[Dataset entries]
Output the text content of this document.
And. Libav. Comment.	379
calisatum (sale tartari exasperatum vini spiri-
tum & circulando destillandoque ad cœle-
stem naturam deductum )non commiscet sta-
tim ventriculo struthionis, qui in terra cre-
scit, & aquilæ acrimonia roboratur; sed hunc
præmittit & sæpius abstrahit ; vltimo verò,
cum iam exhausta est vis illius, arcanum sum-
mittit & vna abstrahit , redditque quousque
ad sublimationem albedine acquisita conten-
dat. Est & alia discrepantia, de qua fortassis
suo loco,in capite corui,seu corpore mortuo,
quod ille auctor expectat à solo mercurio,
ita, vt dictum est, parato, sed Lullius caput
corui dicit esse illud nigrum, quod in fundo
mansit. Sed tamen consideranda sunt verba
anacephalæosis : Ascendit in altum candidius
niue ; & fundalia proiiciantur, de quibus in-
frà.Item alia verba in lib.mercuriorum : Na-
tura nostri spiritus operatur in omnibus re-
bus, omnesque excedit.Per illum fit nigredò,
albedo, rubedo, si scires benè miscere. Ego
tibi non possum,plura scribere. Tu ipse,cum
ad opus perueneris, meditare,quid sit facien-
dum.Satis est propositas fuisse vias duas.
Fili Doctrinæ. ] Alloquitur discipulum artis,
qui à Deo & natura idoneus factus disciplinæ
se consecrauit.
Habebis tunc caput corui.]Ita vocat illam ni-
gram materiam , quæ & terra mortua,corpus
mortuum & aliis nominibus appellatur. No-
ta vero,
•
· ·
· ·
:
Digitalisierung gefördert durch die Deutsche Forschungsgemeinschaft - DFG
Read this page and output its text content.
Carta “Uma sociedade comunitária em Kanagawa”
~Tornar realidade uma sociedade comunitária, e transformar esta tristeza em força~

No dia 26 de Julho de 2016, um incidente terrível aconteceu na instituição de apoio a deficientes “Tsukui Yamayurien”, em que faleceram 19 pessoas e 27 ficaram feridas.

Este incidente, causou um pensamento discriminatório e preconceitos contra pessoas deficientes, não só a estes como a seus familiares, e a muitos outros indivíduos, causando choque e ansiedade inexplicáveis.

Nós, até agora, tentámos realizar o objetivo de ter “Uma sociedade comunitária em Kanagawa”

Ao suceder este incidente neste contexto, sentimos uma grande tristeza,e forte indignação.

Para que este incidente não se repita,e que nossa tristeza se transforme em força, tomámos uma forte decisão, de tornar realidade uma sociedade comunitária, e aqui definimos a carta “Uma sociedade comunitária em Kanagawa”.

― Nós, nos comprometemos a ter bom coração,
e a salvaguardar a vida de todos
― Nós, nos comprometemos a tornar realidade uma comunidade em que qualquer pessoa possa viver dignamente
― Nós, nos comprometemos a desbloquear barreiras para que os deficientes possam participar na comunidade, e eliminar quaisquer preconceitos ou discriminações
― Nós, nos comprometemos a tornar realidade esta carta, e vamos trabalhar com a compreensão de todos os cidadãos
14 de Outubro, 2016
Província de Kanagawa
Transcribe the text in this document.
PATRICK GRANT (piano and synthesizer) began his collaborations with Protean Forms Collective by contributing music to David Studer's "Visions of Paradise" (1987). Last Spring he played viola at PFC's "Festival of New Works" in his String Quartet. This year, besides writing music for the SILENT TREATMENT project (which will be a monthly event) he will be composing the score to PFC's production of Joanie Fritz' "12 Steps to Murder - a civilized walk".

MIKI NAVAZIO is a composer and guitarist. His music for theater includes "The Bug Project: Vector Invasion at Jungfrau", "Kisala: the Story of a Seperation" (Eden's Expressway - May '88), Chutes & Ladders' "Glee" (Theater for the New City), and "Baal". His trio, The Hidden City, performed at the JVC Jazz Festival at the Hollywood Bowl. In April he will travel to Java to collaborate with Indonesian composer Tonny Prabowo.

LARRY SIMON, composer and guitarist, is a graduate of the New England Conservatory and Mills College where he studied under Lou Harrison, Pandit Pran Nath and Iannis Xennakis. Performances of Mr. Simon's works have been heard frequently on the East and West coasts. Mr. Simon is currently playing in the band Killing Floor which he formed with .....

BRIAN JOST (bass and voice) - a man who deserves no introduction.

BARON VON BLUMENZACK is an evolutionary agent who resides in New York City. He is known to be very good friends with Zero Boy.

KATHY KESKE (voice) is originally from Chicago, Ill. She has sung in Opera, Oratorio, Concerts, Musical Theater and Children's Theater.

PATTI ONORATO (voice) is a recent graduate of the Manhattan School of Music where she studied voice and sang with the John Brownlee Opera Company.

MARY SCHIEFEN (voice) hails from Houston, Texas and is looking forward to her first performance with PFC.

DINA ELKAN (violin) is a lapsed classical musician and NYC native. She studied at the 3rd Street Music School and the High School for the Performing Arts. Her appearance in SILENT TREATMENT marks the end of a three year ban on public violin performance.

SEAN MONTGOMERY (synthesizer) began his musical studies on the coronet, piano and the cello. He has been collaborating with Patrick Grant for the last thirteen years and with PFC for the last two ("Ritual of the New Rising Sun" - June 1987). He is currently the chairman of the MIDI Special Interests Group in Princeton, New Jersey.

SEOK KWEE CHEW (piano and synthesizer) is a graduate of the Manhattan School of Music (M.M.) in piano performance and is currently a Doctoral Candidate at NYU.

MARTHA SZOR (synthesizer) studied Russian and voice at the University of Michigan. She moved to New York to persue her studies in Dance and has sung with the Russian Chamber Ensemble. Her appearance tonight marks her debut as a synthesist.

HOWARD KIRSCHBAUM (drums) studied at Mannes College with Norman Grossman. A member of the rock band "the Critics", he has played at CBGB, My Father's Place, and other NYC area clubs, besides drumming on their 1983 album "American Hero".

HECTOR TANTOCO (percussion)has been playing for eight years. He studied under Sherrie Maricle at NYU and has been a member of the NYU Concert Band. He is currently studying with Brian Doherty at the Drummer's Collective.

PROBLEM TO SOLVE: Find the lines containing "besides" and list every one of them.

THE RESPONSE:
PATRICK GRANT (piano and synthesizer) began his collaborations with Protean Forms Collective by contributing music to David Studer's "Visions of Paradise" (1987). Last Spring he played viola at PFC's "Festival of New Works" in his String Quartet. This year, besides writing music for the SILENT TREATMENT project (which will be a monthly event) he will be composing the score to PFC's production of Joanie Fritz' "12 Steps to Murder - a civilized walk".
HOWARD KIRSCHBAUM (drums) studied at Mannes College with Norman Grossman. A member of the rock band "the Critics", he has played at CBGB, My Father's Place, and other NYC area clubs, besides drumming on their 1983 album "American Hero".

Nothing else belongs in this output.